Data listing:
════════
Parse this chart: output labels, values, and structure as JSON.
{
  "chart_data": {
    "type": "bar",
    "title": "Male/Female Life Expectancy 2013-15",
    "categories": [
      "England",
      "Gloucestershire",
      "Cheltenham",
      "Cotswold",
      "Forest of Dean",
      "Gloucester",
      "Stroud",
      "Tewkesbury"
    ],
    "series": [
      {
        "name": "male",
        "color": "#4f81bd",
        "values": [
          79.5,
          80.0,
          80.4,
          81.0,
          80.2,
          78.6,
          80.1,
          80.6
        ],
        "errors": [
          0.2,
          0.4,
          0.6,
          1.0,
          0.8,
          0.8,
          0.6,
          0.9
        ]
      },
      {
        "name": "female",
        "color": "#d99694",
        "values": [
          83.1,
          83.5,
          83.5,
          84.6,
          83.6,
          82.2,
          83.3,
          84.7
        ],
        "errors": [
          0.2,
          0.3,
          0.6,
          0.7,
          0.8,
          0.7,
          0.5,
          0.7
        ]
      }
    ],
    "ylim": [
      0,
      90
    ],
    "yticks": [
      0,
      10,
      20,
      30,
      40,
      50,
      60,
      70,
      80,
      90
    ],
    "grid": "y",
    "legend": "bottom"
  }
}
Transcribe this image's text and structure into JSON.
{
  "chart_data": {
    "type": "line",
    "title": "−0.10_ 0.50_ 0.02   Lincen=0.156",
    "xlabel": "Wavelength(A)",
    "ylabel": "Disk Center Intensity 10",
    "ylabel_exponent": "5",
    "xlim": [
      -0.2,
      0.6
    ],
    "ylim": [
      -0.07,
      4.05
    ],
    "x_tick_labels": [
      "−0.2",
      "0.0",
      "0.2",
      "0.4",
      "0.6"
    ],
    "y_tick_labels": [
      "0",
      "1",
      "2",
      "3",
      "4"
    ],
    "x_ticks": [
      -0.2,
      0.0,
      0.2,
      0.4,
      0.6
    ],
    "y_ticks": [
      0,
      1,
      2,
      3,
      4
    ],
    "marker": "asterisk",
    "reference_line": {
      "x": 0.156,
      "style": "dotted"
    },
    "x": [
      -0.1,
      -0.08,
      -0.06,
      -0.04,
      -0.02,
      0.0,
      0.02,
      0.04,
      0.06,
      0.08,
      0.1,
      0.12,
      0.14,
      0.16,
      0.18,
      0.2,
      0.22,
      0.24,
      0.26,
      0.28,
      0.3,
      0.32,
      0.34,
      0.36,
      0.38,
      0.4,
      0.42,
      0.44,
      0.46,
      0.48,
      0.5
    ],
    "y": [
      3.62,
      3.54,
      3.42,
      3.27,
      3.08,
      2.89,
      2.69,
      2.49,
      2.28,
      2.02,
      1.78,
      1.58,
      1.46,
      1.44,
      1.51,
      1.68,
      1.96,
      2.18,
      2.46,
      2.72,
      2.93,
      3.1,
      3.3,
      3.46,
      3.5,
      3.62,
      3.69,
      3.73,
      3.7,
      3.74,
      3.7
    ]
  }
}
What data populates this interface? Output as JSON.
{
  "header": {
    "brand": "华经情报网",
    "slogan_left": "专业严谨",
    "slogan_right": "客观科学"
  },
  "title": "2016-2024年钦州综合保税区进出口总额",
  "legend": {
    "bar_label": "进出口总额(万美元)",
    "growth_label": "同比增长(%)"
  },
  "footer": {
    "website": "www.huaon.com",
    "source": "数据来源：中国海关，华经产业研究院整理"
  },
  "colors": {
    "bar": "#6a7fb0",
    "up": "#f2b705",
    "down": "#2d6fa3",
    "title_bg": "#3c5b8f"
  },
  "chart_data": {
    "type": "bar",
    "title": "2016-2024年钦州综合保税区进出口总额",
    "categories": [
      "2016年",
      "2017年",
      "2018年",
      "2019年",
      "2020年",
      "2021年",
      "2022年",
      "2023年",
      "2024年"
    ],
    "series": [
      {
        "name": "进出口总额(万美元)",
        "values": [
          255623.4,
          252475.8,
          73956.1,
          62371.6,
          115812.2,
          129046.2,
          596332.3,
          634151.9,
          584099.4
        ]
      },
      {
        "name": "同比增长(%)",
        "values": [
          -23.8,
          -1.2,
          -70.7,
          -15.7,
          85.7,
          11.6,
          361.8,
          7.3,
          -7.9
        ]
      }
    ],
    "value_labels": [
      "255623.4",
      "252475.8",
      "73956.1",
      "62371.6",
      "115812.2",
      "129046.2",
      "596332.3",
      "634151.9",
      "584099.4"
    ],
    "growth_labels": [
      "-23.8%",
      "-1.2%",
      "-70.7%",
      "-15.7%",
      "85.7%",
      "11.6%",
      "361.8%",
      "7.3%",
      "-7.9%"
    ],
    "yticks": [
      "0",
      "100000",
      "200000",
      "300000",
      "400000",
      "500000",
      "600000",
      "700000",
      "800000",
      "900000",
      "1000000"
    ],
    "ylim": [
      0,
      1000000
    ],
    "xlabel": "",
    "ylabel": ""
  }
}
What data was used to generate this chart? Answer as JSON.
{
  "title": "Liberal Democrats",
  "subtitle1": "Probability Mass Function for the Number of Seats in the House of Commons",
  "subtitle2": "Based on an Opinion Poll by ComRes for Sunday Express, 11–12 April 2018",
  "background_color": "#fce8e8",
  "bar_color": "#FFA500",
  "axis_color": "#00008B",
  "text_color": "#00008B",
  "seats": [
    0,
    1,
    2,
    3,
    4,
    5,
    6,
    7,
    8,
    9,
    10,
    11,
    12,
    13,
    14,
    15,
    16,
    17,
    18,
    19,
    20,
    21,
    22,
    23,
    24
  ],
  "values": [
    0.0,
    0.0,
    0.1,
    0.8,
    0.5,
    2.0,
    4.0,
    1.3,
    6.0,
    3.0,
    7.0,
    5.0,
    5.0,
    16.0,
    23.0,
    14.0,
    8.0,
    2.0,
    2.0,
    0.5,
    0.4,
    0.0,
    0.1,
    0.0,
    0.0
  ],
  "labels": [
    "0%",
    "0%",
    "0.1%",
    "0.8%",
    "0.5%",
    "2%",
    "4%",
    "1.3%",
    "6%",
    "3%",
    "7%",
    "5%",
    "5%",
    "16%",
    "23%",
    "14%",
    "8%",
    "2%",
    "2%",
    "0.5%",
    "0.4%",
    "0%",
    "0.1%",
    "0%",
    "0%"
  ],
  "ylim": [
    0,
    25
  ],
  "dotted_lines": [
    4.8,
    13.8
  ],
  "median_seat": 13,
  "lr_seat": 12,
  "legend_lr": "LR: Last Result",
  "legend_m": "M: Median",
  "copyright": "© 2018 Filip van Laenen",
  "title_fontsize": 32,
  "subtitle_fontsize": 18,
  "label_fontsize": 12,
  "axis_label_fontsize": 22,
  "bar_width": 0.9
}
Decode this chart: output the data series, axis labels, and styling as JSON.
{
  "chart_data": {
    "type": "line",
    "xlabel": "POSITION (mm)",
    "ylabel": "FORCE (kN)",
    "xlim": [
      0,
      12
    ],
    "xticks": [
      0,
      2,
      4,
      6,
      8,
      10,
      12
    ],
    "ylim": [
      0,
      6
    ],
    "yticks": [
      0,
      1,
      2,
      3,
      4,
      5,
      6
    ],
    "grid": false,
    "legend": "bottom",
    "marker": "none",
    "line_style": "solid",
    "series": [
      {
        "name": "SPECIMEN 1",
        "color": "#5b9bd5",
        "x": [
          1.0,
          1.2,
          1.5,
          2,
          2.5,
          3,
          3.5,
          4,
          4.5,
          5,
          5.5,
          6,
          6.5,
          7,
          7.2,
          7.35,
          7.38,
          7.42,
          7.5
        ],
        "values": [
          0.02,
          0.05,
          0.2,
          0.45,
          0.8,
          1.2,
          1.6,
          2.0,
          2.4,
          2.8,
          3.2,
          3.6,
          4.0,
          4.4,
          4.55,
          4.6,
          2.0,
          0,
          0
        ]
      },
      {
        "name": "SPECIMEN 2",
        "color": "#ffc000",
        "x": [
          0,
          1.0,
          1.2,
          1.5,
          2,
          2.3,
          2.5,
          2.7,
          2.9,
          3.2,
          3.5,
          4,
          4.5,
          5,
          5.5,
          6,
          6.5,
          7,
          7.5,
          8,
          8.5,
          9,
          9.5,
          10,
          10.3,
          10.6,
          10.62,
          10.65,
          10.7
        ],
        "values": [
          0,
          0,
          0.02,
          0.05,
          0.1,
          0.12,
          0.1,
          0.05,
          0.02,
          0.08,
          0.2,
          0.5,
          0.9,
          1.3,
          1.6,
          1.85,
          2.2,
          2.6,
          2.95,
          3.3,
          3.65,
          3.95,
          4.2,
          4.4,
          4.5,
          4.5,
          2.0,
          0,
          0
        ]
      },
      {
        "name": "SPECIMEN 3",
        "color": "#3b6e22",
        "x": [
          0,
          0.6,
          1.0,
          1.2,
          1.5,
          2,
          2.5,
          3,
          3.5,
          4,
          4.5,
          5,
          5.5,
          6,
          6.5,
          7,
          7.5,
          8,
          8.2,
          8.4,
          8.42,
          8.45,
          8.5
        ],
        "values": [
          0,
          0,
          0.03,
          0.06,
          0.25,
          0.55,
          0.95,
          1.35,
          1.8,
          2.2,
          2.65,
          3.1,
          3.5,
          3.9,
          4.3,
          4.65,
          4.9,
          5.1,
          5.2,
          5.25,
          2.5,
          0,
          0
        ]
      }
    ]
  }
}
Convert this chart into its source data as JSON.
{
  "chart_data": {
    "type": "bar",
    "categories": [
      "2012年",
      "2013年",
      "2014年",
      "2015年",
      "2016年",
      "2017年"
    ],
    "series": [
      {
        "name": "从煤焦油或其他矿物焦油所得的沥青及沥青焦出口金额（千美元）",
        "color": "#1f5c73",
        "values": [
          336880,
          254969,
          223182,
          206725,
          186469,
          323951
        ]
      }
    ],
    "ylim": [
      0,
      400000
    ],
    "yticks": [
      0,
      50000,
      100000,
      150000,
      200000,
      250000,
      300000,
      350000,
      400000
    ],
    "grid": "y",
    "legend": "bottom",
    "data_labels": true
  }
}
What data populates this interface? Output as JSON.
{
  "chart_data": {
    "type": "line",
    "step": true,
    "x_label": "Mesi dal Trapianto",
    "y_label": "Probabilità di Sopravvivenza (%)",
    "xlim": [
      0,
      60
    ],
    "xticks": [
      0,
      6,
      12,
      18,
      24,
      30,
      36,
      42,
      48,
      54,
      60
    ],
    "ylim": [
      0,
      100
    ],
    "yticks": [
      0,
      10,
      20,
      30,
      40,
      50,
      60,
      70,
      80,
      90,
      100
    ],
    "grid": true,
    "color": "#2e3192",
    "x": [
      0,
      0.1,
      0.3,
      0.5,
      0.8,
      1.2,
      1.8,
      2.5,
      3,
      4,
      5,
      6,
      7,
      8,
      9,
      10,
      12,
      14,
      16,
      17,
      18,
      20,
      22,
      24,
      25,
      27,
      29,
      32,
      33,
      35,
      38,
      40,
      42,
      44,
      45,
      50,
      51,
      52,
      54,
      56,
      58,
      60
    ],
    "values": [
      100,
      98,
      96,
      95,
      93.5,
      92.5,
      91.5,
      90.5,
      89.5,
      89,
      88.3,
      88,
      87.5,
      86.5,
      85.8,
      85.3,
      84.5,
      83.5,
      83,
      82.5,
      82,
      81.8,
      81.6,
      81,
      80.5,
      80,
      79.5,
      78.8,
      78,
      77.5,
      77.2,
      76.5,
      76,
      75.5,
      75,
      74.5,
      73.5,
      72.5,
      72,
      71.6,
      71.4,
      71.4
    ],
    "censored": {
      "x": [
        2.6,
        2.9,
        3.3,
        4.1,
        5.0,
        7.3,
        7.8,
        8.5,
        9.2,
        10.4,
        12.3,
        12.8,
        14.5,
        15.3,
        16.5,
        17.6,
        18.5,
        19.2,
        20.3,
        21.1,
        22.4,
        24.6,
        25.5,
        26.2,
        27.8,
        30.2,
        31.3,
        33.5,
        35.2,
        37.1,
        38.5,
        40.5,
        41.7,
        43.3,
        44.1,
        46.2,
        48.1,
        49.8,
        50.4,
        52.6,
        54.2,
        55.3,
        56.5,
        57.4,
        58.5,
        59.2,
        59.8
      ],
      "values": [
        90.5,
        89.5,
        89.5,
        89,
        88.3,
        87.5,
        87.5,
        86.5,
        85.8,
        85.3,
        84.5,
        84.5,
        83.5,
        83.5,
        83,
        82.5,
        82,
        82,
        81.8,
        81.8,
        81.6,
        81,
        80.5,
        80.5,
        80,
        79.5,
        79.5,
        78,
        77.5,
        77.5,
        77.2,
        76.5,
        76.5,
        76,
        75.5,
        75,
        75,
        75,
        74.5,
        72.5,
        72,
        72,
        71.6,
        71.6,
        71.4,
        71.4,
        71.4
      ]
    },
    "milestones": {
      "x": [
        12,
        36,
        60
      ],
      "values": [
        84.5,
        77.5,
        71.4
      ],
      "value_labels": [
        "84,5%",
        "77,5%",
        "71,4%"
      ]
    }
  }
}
════════
THE EXERCISE:
From the material above, gather all lines that include the string "xlabel" and copy them.

WRITTEN ANSWER:
    "xlabel": "Wavelength(A)",
    "xlabel": "",
    "xlabel": "POSITION (mm)",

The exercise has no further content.